▶ Exercise objective
Which lines in the records below contain the word "Output"? Copy each of them.
┄┄┄┄┄┄
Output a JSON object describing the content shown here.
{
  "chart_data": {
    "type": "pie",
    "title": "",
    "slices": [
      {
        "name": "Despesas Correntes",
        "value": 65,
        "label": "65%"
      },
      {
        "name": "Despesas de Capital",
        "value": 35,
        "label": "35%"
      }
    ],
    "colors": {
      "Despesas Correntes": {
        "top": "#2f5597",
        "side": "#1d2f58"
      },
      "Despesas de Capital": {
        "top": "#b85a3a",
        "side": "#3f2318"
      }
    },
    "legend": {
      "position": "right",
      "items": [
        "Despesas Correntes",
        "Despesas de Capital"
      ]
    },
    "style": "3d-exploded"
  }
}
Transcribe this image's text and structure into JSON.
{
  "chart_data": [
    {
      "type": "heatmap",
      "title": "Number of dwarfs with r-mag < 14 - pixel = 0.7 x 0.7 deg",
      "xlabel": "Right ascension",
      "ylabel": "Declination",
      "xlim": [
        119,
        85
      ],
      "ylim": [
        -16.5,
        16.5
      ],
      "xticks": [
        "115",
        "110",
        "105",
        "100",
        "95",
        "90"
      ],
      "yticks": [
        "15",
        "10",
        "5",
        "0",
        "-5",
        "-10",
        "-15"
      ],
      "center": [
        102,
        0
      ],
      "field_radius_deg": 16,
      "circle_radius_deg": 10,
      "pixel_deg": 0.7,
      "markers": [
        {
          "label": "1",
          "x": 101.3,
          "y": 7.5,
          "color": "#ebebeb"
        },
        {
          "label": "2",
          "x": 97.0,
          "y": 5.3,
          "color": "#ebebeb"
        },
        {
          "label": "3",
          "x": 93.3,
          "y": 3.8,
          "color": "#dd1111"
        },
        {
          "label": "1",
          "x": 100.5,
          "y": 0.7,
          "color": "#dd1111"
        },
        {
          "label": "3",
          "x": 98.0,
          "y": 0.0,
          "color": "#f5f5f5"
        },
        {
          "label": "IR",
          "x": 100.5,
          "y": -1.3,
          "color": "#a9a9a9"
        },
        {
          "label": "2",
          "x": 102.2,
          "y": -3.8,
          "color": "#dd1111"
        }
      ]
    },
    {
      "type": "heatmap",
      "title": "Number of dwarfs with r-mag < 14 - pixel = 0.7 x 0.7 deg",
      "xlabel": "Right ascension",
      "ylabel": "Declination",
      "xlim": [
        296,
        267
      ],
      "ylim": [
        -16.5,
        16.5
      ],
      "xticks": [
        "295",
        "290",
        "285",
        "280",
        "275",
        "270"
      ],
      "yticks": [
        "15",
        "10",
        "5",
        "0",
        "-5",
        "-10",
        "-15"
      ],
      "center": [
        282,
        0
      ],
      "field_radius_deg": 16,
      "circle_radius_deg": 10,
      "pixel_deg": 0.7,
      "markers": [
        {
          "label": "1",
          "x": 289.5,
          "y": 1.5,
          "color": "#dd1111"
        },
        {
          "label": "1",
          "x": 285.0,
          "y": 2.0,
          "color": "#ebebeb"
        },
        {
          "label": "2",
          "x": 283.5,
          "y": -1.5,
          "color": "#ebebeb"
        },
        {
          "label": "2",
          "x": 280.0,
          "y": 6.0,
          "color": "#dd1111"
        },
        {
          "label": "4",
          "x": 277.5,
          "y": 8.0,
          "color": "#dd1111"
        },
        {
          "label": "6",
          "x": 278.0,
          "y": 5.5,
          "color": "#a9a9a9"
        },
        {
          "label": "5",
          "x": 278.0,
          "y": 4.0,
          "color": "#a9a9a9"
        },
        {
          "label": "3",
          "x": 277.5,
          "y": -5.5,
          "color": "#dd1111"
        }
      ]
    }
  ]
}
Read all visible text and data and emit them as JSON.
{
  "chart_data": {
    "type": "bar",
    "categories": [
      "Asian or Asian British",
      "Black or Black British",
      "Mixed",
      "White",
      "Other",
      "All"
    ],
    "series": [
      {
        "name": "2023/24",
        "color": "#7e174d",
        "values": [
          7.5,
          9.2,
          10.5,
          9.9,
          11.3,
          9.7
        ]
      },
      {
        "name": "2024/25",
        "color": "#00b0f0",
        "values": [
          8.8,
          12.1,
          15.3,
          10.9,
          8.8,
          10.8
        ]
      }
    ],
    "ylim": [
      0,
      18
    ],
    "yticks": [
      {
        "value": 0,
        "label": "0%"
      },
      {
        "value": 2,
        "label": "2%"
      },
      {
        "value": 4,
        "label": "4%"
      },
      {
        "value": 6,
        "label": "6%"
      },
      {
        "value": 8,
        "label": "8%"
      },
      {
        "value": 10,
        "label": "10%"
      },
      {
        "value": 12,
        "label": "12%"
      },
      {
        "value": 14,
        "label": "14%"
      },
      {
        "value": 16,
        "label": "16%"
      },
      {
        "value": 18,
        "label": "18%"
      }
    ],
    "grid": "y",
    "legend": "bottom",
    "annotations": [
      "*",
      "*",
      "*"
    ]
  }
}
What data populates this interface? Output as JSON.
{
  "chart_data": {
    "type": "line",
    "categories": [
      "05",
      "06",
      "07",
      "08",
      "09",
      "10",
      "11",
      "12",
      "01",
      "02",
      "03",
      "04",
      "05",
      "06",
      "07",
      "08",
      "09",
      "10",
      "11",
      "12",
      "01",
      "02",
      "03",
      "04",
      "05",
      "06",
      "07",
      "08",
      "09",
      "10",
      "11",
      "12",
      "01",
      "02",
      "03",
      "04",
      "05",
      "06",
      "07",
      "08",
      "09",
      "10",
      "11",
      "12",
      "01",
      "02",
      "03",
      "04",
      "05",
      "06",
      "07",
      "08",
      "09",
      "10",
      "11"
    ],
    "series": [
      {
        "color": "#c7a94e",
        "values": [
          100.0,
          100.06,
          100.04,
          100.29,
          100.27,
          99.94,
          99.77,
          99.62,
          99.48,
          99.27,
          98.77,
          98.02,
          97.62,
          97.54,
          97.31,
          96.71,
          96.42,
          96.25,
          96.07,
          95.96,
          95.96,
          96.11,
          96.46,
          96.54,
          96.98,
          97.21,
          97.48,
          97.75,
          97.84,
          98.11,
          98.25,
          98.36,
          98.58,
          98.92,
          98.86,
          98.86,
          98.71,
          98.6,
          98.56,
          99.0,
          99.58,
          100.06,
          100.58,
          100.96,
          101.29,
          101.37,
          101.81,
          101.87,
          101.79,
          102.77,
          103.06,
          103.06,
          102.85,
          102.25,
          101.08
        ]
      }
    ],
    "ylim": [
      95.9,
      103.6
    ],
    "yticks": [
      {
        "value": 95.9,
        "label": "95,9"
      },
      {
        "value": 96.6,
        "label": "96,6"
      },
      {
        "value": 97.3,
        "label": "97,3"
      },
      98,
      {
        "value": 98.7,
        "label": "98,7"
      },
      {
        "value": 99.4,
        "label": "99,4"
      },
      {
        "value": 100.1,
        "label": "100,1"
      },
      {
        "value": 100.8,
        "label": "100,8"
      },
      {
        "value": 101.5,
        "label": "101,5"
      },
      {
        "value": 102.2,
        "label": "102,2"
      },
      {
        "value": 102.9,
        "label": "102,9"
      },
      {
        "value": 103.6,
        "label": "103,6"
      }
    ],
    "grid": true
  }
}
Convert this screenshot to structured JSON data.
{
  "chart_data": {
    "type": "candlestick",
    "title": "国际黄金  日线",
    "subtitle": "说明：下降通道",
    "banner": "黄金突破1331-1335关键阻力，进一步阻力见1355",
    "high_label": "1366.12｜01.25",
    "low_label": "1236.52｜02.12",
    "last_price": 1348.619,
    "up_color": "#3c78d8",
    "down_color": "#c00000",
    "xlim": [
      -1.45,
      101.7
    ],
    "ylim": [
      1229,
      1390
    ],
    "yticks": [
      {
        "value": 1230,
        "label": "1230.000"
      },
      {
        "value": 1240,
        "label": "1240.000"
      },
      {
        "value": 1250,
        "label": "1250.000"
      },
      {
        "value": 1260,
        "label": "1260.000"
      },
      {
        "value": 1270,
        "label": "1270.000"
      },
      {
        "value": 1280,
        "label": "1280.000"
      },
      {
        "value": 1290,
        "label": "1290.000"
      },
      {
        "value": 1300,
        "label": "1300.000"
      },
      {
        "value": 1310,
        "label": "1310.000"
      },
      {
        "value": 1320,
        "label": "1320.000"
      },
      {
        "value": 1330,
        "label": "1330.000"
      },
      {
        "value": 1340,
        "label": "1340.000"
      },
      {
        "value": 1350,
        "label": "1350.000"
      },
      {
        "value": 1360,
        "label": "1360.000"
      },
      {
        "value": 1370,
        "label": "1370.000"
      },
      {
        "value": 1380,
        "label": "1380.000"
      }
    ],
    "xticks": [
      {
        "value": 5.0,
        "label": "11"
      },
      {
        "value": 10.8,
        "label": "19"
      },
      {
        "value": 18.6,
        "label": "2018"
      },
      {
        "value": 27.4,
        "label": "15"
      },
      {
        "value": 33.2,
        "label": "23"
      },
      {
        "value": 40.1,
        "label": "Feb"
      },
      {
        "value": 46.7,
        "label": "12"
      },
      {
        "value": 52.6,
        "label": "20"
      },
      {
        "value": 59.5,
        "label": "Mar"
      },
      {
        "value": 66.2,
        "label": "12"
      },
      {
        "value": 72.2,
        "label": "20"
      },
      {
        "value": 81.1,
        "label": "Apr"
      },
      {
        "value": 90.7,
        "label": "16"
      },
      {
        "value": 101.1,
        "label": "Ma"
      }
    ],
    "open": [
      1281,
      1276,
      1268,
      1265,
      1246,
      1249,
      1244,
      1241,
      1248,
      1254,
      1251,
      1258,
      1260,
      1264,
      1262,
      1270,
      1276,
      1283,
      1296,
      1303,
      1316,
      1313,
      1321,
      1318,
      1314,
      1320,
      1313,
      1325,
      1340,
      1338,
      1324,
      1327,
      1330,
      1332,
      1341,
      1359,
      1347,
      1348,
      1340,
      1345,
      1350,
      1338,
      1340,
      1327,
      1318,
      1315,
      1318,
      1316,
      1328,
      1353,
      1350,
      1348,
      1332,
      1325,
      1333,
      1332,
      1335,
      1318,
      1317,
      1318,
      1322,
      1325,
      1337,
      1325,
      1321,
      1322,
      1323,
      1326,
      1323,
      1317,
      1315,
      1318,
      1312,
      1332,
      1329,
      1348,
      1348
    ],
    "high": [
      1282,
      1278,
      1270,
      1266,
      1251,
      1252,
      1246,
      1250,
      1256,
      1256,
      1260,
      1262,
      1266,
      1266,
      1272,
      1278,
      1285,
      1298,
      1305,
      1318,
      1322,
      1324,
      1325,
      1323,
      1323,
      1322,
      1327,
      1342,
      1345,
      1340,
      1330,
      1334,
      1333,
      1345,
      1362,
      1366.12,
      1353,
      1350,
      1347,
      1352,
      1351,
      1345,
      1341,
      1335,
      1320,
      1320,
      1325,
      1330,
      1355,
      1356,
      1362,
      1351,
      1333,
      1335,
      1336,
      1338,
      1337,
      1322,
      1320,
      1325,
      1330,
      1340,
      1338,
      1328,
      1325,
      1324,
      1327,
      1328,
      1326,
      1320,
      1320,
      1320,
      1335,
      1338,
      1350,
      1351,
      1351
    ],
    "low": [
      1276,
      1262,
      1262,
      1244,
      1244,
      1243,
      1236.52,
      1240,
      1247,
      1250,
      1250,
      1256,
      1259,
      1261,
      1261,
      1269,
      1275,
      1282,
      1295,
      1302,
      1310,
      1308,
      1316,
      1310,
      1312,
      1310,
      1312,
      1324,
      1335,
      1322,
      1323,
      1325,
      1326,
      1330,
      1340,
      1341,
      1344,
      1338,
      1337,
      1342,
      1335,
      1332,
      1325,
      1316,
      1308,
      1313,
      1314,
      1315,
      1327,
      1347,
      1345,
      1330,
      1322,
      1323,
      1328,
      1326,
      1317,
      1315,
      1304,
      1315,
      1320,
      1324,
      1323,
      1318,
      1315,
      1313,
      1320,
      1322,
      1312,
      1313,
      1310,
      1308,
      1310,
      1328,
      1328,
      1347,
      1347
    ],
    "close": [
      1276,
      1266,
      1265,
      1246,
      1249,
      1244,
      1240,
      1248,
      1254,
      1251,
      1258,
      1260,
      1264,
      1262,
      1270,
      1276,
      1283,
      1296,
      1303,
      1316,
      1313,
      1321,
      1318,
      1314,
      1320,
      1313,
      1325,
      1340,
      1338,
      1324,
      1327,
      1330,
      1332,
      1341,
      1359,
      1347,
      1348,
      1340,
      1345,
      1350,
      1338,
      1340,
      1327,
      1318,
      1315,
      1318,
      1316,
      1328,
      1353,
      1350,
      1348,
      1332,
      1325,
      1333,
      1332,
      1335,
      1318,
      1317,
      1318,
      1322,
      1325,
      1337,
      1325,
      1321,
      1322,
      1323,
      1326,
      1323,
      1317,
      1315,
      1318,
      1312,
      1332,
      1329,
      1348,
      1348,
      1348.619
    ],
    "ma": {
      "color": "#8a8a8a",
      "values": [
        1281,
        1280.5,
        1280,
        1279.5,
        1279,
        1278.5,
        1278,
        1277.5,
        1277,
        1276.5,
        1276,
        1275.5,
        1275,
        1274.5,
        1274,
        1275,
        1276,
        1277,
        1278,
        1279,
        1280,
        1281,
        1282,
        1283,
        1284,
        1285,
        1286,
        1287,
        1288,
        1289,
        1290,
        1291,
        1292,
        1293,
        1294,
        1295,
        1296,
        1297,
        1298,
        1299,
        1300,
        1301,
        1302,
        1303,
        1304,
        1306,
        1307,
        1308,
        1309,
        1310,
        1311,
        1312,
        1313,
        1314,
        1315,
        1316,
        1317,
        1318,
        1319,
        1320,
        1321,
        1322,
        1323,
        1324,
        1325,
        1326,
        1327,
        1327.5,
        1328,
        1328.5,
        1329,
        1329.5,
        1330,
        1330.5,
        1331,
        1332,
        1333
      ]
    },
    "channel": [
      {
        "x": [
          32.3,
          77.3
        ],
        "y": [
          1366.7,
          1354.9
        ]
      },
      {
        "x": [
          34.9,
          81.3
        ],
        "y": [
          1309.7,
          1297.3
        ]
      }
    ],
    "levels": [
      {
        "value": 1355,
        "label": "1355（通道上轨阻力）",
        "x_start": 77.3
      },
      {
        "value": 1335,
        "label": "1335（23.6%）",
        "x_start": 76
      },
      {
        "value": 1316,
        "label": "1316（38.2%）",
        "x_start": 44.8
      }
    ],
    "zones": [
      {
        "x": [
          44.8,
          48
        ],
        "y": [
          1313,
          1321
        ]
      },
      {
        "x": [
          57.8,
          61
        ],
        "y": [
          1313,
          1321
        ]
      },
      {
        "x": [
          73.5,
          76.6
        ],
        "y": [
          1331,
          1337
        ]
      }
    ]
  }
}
┄┄┄┄┄┄
▶ The solution
Output a JSON object describing the content shown here.
What data populates this interface? Output as JSON.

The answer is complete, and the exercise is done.